→ WHAT YOU HAVE TO DO: The records that follow need to be output exactly as they are.

===== EXTRACTED MATERIAL

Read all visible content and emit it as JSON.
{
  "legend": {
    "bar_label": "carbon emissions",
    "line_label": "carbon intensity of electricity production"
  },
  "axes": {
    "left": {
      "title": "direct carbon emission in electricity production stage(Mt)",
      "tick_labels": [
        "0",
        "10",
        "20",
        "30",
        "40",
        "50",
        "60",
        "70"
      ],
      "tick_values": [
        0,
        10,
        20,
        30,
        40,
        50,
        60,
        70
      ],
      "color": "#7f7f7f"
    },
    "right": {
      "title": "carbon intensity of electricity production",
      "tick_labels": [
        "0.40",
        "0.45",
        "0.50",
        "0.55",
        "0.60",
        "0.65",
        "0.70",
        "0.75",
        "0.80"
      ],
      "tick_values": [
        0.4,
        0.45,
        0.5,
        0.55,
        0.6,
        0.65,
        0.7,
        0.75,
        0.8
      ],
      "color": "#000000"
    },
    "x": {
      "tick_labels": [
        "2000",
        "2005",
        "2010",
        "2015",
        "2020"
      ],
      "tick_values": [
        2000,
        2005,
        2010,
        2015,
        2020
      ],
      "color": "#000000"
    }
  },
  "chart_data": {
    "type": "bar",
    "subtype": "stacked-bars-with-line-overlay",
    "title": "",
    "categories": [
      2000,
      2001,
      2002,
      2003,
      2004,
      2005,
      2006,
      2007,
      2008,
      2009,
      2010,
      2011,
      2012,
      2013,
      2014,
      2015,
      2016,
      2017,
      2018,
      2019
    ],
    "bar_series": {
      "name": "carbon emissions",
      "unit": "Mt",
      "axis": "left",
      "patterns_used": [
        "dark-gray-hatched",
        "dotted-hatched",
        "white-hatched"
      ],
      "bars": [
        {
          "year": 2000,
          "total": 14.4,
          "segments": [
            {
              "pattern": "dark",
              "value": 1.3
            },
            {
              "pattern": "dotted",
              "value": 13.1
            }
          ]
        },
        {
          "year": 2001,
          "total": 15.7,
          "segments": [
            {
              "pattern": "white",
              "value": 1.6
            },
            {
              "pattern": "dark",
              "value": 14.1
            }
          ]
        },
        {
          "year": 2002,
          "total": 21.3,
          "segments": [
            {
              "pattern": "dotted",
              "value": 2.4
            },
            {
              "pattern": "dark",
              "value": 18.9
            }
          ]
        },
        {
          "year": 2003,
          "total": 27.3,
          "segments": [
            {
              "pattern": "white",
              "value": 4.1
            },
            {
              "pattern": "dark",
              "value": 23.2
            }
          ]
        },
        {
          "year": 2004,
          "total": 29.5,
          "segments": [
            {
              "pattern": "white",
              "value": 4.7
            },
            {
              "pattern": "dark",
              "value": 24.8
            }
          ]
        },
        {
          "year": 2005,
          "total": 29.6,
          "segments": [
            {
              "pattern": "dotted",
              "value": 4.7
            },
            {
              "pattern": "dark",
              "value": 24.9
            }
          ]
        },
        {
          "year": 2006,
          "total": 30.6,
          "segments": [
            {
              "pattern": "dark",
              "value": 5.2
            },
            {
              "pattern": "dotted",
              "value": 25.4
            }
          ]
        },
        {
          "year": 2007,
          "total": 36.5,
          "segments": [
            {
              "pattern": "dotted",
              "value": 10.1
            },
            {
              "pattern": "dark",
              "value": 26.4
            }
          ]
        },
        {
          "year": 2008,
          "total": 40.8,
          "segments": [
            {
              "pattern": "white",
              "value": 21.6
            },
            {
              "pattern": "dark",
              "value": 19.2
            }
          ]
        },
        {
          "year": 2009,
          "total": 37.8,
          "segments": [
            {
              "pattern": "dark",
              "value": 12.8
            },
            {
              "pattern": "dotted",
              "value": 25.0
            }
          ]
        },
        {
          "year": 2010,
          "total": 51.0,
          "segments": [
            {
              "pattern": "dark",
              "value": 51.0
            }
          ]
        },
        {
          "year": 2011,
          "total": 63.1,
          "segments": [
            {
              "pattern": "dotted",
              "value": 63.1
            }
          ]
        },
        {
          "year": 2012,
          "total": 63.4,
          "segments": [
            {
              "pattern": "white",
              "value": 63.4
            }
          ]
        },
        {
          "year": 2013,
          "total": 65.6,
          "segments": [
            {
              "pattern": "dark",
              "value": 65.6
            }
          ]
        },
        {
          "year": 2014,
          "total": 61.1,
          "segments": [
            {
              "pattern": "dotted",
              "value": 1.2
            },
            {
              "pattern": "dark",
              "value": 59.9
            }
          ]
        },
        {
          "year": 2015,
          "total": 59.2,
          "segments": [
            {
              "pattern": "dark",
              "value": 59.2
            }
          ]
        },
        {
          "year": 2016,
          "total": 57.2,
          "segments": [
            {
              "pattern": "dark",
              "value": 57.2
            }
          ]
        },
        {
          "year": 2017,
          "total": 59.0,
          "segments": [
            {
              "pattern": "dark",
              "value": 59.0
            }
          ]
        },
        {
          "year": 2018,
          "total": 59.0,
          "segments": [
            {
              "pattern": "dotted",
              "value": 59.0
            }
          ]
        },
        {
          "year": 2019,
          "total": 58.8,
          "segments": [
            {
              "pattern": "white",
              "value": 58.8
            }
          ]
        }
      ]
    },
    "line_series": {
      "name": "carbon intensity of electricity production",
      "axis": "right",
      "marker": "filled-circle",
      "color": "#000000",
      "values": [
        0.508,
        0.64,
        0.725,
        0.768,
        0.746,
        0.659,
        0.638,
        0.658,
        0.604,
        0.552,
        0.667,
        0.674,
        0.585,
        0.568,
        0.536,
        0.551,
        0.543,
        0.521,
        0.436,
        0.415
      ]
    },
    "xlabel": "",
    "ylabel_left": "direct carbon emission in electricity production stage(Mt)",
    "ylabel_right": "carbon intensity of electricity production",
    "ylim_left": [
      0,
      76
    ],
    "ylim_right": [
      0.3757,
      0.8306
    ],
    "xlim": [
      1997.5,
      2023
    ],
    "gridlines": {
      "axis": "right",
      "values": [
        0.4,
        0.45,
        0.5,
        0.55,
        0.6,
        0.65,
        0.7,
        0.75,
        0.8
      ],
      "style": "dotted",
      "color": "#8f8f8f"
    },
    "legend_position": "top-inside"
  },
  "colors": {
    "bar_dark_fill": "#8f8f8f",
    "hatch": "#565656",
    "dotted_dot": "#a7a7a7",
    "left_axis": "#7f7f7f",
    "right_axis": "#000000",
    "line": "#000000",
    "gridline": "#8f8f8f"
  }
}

==========

→ THE RESULT:
Read all visible content and emit it as JSON.
{
  "legend": {
    "bar_label": "carbon emissions",
    "line_label": "carbon intensity of electricity production"
  },
  "axes": {
    "left": {
      "title": "direct carbon emission in electricity production stage(Mt)",
      "tick_labels": [
        "0",
        "10",
        "20",
        "30",
        "40",
        "50",
        "60",
        "70"
      ],
      "tick_values": [
        0,
        10,
        20,
        30,
        40,
        50,
        60,
        70
      ],
      "color": "#7f7f7f"
    },
    "right": {
      "title": "carbon intensity of electricity production",
      "tick_labels": [
        "0.40",
        "0.45",
        "0.50",
        "0.55",
        "0.60",
        "0.65",
        "0.70",
        "0.75",
        "0.80"
      ],
      "tick_values": [
        0.4,
        0.45,
        0.5,
        0.55,
        0.6,
        0.65,
        0.7,
        0.75,
        0.8
      ],
      "color": "#000000"
    },
    "x": {
      "tick_labels": [
        "2000",
        "2005",
        "2010",
        "2015",
        "2020"
      ],
      "tick_values": [
        2000,
        2005,
        2010,
        2015,
        2020
      ],
      "color": "#000000"
    }
  },
  "chart_data": {
    "type": "bar",
    "subtype": "stacked-bars-with-line-overlay",
    "title": "",
    "categories": [
      2000,
      2001,
      2002,
      2003,
      2004,
      2005,
      2006,
      2007,
      2008,
      2009,
      2010,
      2011,
      2012,
      2013,
      2014,
      2015,
      2016,
      2017,
      2018,
      2019
    ],
    "bar_series": {
      "name": "carbon emissions",
      "unit": "Mt",
      "axis": "left",
      "patterns_used": [
        "dark-gray-hatched",
        "dotted-hatched",
        "white-hatched"
      ],
      "bars": [
        {
          "year": 2000,
          "total": 14.4,
          "segments": [
            {
              "pattern": "dark",
              "value": 1.3
            },
            {
              "pattern": "dotted",
              "value": 13.1
            }
          ]
        },
        {
          "year": 2001,
          "total": 15.7,
          "segments": [
            {
              "pattern": "white",
              "value": 1.6
            },
            {
              "pattern": "dark",
              "value": 14.1
            }
          ]
        },
        {
          "year": 2002,
          "total": 21.3,
          "segments": [
            {
              "pattern": "dotted",
              "value": 2.4
            },
            {
              "pattern": "dark",
              "value": 18.9
            }
          ]
        },
        {
          "year": 2003,
          "total": 27.3,
          "segments": [
            {
              "pattern": "white",
              "value": 4.1
            },
            {
              "pattern": "dark",
              "value": 23.2
            }
          ]
        },
        {
          "year": 2004,
          "total": 29.5,
          "segments": [
            {
              "pattern": "white",
              "value": 4.7
            },
            {
              "pattern": "dark",
              "value": 24.8
            }
          ]
        },
        {
          "year": 2005,
          "total": 29.6,
          "segments": [
            {
              "pattern": "dotted",
              "value": 4.7
            },
            {
              "pattern": "dark",
              "value": 24.9
            }
          ]
        },
        {
          "year": 2006,
          "total": 30.6,
          "segments": [
            {
              "pattern": "dark",
              "value": 5.2
            },
            {
              "pattern": "dotted",
              "value": 25.4
            }
          ]
        },
        {
          "year": 2007,
          "total": 36.5,
          "segments": [
            {
              "pattern": "dotted",
              "value": 10.1
            },
            {
              "pattern": "dark",
              "value": 26.4
            }
          ]
        },
        {
          "year": 2008,
          "total": 40.8,
          "segments": [
            {
              "pattern": "white",
              "value": 21.6
            },
            {
              "pattern": "dark",
              "value": 19.2
            }
          ]
        },
        {
          "year": 2009,
          "total": 37.8,
          "segments": [
            {
              "pattern": "dark",
              "value": 12.8
            },
            {
              "pattern": "dotted",
              "value": 25.0
            }
          ]
        },
        {
          "year": 2010,
          "total": 51.0,
          "segments": [
            {
              "pattern": "dark",
              "value": 51.0
            }
          ]
        },
        {
          "year": 2011,
          "total": 63.1,
          "segments": [
            {
              "pattern": "dotted",
              "value": 63.1
            }
          ]
        },
        {
          "year": 2012,
          "total": 63.4,
          "segments": [
            {
              "pattern": "white",
              "value": 63.4
            }
          ]
        },
        {
          "year": 2013,
          "total": 65.6,
          "segments": [
            {
              "pattern": "dark",
              "value": 65.6
            }
          ]
        },
        {
          "year": 2014,
          "total": 61.1,
          "segments": [
            {
              "pattern": "dotted",
              "value": 1.2
            },
            {
              "pattern": "dark",
              "value": 59.9
            }
          ]
        },
        {
          "year": 2015,
          "total": 59.2,
          "segments": [
            {
              "pattern": "dark",
              "value": 59.2
            }
          ]
        },
        {
          "year": 2016,
          "total": 57.2,
          "segments": [
            {
              "pattern": "dark",
              "value": 57.2
            }
          ]
        },
        {
          "year": 2017,
          "total": 59.0,
          "segments": [
            {
              "pattern": "dark",
              "value": 59.0
            }
          ]
        },
        {
          "year": 2018,
          "total": 59.0,
          "segments": [
            {
              "pattern": "dotted",
              "value": 59.0
            }
          ]
        },
        {
          "year": 2019,
          "total": 58.8,
          "segments": [
            {
              "pattern": "white",
              "value": 58.8
            }
          ]
        }
      ]
    },
    "line_series": {
      "name": "carbon intensity of electricity production",
      "axis": "right",
      "marker": "filled-circle",
      "color": "#000000",
      "values": [
        0.508,
        0.64,
        0.725,
        0.768,
        0.746,
        0.659,
        0.638,
        0.658,
        0.604,
        0.552,
        0.667,
        0.674,
        0.585,
        0.568,
        0.536,
        0.551,
        0.543,
        0.521,
        0.436,
        0.415
      ]
    },
    "xlabel": "",
    "ylabel_left": "direct carbon emission in electricity production stage(Mt)",
    "ylabel_right": "carbon intensity of electricity production",
    "ylim_left": [
      0,
      76
    ],
    "ylim_right": [
      0.3757,
      0.8306
    ],
    "xlim": [
      1997.5,
      2023
    ],
    "gridlines": {
      "axis": "right",
      "values": [
        0.4,
        0.45,
        0.5,
        0.55,
        0.6,
        0.65,
        0.7,
        0.75,
        0.8
      ],
      "style": "dotted",
      "color": "#8f8f8f"
    },
    "legend_position": "top-inside"
  },
  "colors": {
    "bar_dark_fill": "#8f8f8f",
    "hatch": "#565656",
    "dotted_dot": "#a7a7a7",
    "left_axis": "#7f7f7f",
    "right_axis": "#000000",
    "line": "#000000",
    "gridline": "#8f8f8f"
  }
}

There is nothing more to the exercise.